Extracted data entries |

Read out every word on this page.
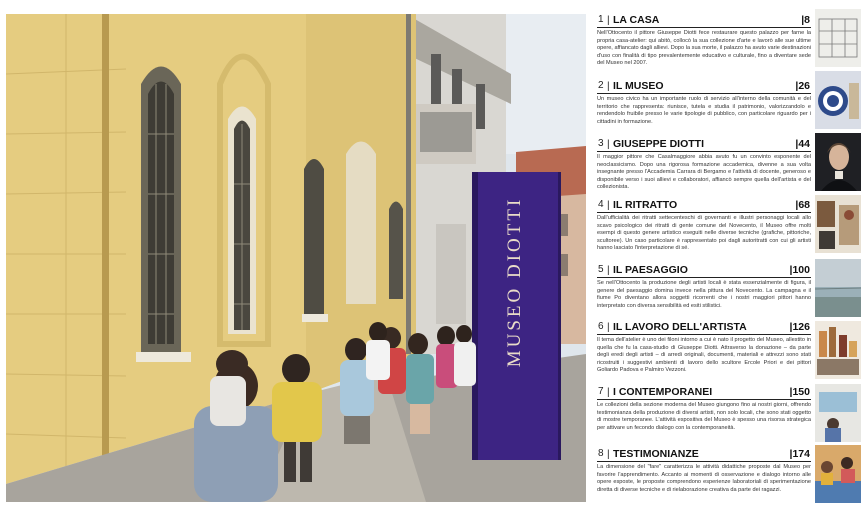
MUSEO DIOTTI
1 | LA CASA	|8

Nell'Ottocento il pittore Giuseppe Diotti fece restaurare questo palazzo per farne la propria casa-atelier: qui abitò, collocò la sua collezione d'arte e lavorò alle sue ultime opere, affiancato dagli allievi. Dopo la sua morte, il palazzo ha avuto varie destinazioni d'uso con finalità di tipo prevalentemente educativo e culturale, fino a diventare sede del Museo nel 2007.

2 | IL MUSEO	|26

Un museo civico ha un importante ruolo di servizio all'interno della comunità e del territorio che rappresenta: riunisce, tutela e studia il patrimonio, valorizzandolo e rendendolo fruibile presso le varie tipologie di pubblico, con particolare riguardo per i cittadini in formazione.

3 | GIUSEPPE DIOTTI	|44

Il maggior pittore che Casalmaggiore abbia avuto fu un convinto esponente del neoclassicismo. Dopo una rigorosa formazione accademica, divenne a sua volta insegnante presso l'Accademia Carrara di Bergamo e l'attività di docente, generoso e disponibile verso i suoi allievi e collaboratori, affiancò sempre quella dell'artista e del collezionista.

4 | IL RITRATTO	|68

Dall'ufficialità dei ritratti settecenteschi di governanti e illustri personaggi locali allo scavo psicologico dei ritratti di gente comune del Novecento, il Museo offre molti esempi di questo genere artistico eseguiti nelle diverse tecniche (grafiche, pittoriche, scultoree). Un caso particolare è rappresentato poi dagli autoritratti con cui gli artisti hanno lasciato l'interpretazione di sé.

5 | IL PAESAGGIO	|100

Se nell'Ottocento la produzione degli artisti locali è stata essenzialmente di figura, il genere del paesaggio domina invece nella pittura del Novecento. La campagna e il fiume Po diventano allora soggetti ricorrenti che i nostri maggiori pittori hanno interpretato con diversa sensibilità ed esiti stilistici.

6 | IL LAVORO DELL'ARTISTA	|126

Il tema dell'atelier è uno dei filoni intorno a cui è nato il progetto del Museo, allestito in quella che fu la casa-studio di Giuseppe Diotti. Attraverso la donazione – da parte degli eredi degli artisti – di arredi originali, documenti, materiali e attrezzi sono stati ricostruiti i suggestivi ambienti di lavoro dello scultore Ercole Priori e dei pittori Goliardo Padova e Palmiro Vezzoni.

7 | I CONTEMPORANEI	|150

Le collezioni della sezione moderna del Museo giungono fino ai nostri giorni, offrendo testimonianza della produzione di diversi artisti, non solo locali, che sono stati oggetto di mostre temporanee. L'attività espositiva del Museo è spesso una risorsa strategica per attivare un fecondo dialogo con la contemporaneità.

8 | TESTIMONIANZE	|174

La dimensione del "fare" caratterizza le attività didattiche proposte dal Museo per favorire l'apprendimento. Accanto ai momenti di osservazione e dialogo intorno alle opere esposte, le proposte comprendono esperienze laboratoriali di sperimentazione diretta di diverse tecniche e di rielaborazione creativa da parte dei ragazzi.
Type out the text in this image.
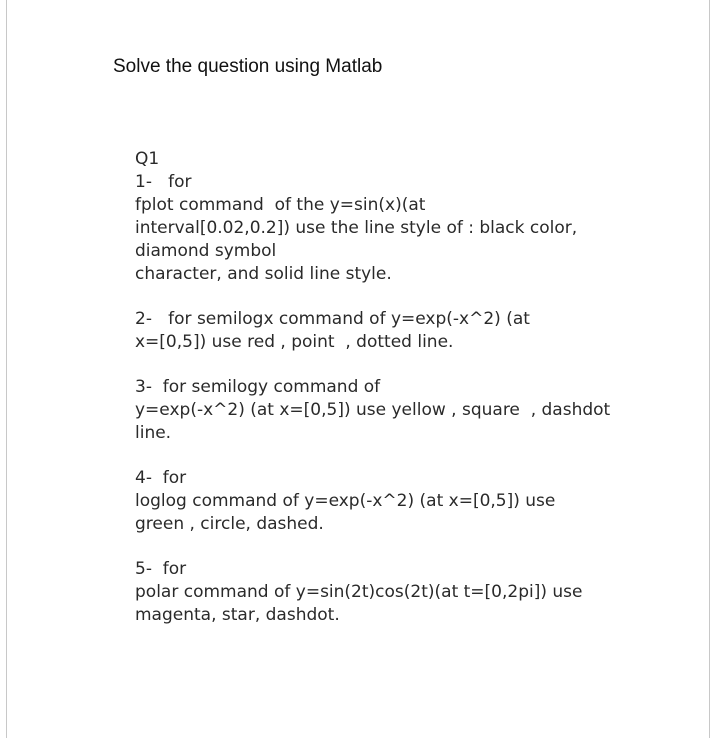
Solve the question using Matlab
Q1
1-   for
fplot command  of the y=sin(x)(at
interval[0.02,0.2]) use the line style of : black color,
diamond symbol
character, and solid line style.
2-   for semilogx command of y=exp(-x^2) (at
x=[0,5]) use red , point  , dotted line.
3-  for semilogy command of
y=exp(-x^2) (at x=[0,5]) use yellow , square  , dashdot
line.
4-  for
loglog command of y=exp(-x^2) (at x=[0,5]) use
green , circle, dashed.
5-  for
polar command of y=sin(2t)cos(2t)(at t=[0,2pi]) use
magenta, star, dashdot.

Stated exercise |
Write out every line of the data that holds the word "nostri".

Written reply |
Se nell'Ottocento la produzione degli artisti locali è stata essenzialmente di figura, il genere del paesaggio domina invece nella pittura del Novecento. La campagna e il fiume Po diventano allora soggetti ricorrenti che i nostri maggiori pittori hanno interpretato con diversa sensibilità ed esiti stilistici.
Le collezioni della sezione moderna del Museo giungono fino ai nostri giorni, offrendo testimonianza della produzione di diversi artisti, non solo locali, che sono stati oggetto di mostre temporanee. L'attività espositiva del Museo è spesso una risorsa strategica per attivare un fecondo dialogo con la contemporaneità.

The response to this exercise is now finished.